## BEGIN DOCUMENT SEGMENT

# 20 Principles in a Front Punch



## KenpoNoChikara (Mar 2, 2005)

Was wondering if anyone knew where to find a list of the 20 Principles in a Front Punch? 
I'm trying to learn all the principles in a front ball kick and front punch, however I can't find the list for a front punch anywhere. 
Any advice as to where I might find it?                :asian:


----------



## rmcrobertson (Mar 2, 2005)

I hadn't known there were only twenty.

One hint--work on your horse stance and your feet--and then, at the risk of offering a cheesy answer, I'd say that the principles are out there on the mat, waiting to be picked up. Just practice; over time, you'll see more and more of what you're doing.

Just as a general statement, I'd add that mostly, written principles help in retrospect--after you've learned, they help you explain what you already sorta know--and used carelessly, they really screw with your actual learning.


----------



## Touch Of Death (Mar 2, 2005)

.... giggles

here is a list of the first twelve (I can't find the full list right now):
1.Posture
2.Balance
3.relaxation (this includes placed tension)
4.Speed
5.Angles
6.alignment
7.timming
8.eliminate telegraphing
9.economy of motion
10. coordination
11.focus
12 attention to body momentum and depth of penetration.

Personaly I would not practice a front punch at all without attention payed to, at least, one of these twelve or one the principles that follow.
Sean


----------



## Andrew Green (Mar 2, 2005)

- Hurt the other guy without getting hurt
  - Hurt the other guy without getting hurt
  - Hurt the other guy without getting hurt
  - Hurt the other guy without getting hurt
  - Hurt the other guy without getting hurt
  - Hurt the other guy without getting hurt
  - Hurt the other guy without getting hurt
  - Hurt the other guy without getting hurt
  - Hurt the other guy without getting hurt
  - Hurt the other guy without getting hurt
  - Hurt the other guy without getting hurt
  - Hurt the other guy without getting hurt
  - Hurt the other guy without getting hurt
  - Hurt the other guy without getting hurt
  - Hurt the other guy without getting hurt
  - Hurt the other guy without getting hurt
   - Hurt the other guy without getting hurt
   - Hurt the other guy without getting hurt
   - Hurt the other guy without getting hurt
   - Hurt the other guy without getting hurt

 Tadaa!


----------



## KenpoNoChikara (Mar 2, 2005)

Andrew Green said:
			
		

> - Hurt the other guy without getting hurt
> - Hurt the other guy without getting hurt
> - Hurt the other guy without getting hurt
> - Hurt the other guy without getting hurt
> ...


 
LOL


----------



## Bill Lear (Mar 2, 2005)

KenpoNoChikara said:
			
		

> Was wondering if anyone knew where to find a list of the 20 Principles in a Front Punch?
> I'm trying to learn all the principles in a front ball kick and front punch, however I can't find the list for a front punch anywhere.

## END DOCUMENT SEGMENT
## BEGIN EXTRACTED DATA

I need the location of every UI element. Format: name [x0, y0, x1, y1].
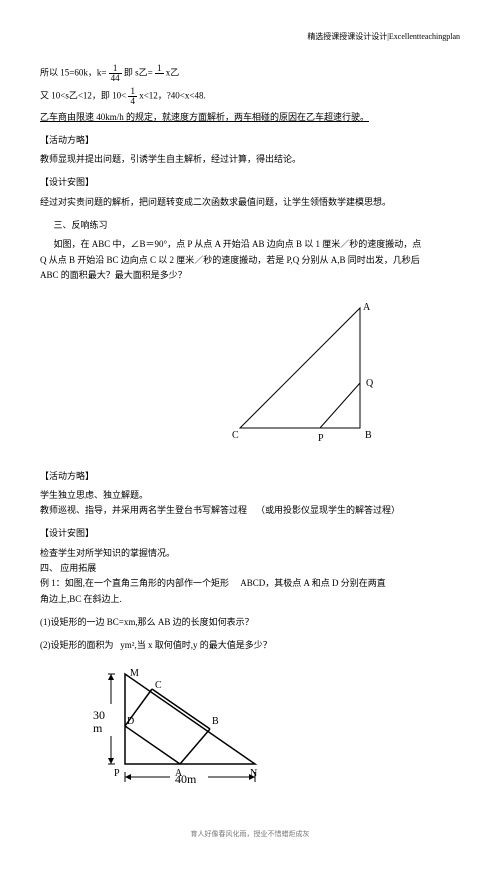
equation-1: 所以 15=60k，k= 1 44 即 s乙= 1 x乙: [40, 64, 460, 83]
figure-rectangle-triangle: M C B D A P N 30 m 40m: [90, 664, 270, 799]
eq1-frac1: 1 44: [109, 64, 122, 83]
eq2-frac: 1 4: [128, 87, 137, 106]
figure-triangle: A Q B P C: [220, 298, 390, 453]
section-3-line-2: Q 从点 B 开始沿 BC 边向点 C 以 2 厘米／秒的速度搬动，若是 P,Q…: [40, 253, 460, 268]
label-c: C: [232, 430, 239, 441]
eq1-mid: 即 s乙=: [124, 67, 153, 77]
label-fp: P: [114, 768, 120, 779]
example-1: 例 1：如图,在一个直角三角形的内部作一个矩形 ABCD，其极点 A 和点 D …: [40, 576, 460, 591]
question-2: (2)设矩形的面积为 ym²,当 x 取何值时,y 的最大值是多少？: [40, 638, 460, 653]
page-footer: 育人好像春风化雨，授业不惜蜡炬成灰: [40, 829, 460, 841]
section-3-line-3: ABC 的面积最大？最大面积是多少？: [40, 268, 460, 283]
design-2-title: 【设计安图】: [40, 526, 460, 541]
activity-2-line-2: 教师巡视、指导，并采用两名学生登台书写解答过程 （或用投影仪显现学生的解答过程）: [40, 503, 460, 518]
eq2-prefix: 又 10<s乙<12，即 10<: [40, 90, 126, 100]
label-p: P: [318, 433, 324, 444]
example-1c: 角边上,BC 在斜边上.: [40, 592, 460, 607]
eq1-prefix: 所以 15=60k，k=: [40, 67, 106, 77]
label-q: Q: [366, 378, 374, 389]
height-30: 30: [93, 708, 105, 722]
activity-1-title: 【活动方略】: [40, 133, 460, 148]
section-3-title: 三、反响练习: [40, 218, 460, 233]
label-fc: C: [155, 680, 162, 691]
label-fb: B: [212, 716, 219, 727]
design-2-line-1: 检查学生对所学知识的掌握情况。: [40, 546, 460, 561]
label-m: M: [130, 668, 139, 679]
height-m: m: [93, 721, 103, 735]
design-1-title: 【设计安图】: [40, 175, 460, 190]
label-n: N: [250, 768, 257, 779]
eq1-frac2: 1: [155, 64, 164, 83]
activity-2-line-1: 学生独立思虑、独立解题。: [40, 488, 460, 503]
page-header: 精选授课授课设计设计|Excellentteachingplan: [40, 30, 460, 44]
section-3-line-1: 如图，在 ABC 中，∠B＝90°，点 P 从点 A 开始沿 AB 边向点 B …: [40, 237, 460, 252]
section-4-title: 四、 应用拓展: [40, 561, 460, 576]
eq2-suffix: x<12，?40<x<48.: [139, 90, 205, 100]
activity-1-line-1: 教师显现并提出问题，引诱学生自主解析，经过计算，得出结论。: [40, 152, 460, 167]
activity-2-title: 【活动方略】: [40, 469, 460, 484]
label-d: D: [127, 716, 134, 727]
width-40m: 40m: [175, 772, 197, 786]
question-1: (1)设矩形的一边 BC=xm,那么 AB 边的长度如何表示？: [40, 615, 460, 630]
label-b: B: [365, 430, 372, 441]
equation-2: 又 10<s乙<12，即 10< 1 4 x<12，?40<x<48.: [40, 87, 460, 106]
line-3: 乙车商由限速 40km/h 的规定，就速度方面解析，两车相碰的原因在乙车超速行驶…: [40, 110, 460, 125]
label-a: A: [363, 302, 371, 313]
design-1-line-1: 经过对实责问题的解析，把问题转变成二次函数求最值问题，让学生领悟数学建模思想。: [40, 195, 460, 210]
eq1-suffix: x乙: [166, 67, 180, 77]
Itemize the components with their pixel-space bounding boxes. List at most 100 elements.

## END EXTRACTED DATA
## BEGIN EXTRACTED DATA

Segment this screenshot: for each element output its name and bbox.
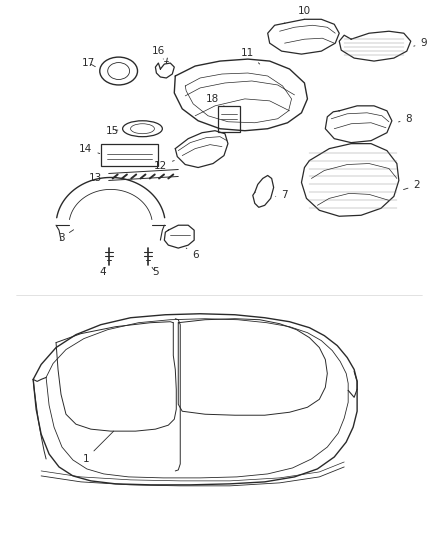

## END EXTRACTED DATA

• _PROBLEMS TO SOLVE_:
a - In the forum thread on front punch principles, what does the third listed principle, relaxation, include?
b - In the forum thread on front punch principles, rmcrobertson recommends practicing on the mat rather than relying on a written list. Explain the reason the post gives for this advice.

• _OUTPUTS FOR THE TASKS_:
a - Placed tension.

b - Written principles mostly help in retrospect: once you have learned, they help you explain what you already roughly know. Used carelessly, they interfere with your actual learning.